### TASK TO CARRY OUT
Scan the records below. List lines holding "memes".

───

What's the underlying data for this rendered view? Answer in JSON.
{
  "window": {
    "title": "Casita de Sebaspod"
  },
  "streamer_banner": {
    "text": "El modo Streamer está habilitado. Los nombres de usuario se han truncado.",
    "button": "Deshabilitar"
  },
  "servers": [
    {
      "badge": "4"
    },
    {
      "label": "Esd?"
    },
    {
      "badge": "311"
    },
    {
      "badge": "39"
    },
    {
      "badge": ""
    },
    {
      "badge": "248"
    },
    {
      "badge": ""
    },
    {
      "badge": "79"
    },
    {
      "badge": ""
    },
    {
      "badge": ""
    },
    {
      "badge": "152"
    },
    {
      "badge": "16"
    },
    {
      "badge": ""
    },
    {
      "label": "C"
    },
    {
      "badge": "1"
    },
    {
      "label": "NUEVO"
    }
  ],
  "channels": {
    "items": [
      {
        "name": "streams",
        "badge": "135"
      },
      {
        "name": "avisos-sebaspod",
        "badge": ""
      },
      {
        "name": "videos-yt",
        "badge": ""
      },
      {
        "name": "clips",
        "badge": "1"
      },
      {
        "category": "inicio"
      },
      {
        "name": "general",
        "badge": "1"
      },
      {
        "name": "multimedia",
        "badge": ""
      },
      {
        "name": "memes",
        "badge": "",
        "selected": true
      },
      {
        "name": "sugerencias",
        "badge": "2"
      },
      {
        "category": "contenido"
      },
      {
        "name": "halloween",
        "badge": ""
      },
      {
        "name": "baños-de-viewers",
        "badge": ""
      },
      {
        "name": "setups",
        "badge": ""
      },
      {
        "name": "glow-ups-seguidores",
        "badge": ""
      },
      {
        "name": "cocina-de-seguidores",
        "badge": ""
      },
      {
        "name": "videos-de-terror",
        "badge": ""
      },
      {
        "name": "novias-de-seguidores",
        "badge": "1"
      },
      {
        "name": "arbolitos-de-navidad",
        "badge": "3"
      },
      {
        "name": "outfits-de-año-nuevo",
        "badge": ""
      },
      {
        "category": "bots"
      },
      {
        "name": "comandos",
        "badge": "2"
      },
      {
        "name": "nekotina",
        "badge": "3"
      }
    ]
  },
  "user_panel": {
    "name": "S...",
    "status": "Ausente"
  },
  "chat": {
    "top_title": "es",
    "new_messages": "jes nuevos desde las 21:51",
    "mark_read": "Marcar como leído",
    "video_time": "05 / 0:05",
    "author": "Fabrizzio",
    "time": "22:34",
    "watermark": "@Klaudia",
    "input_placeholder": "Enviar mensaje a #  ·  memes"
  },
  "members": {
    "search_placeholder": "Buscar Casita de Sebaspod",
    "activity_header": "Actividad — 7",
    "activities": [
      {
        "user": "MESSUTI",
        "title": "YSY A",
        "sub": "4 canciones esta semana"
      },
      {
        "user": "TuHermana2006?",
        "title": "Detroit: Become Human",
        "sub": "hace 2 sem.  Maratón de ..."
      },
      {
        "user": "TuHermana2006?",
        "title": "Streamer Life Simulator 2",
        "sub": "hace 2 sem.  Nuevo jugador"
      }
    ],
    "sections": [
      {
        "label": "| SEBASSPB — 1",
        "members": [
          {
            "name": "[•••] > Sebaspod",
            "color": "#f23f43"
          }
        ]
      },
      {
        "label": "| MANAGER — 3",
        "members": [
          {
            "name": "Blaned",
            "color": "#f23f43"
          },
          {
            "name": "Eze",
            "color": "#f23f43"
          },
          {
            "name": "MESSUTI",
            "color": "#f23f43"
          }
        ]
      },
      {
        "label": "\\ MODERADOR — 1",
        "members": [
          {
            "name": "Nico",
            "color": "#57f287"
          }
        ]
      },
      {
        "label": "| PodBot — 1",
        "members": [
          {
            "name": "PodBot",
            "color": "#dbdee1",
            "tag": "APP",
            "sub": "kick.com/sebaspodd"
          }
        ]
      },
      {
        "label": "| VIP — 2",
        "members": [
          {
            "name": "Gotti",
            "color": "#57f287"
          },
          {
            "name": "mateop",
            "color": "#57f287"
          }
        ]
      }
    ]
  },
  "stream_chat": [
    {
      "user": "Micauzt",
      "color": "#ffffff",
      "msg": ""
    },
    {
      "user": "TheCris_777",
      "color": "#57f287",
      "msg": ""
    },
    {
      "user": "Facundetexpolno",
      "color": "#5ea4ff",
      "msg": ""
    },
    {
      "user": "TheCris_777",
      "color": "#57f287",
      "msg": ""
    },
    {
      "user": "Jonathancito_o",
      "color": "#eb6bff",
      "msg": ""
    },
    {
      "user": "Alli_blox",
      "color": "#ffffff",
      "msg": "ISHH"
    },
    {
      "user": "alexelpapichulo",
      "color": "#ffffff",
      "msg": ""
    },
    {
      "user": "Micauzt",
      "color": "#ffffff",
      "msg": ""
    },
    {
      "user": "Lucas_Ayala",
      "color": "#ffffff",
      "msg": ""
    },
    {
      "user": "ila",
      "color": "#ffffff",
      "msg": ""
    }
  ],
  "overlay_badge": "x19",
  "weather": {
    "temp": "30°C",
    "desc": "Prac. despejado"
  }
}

───

### ANSWER TO THIS PROBLEM
        "name": "memes",
    "input_placeholder": "Enviar mensaje a #  ·  memes"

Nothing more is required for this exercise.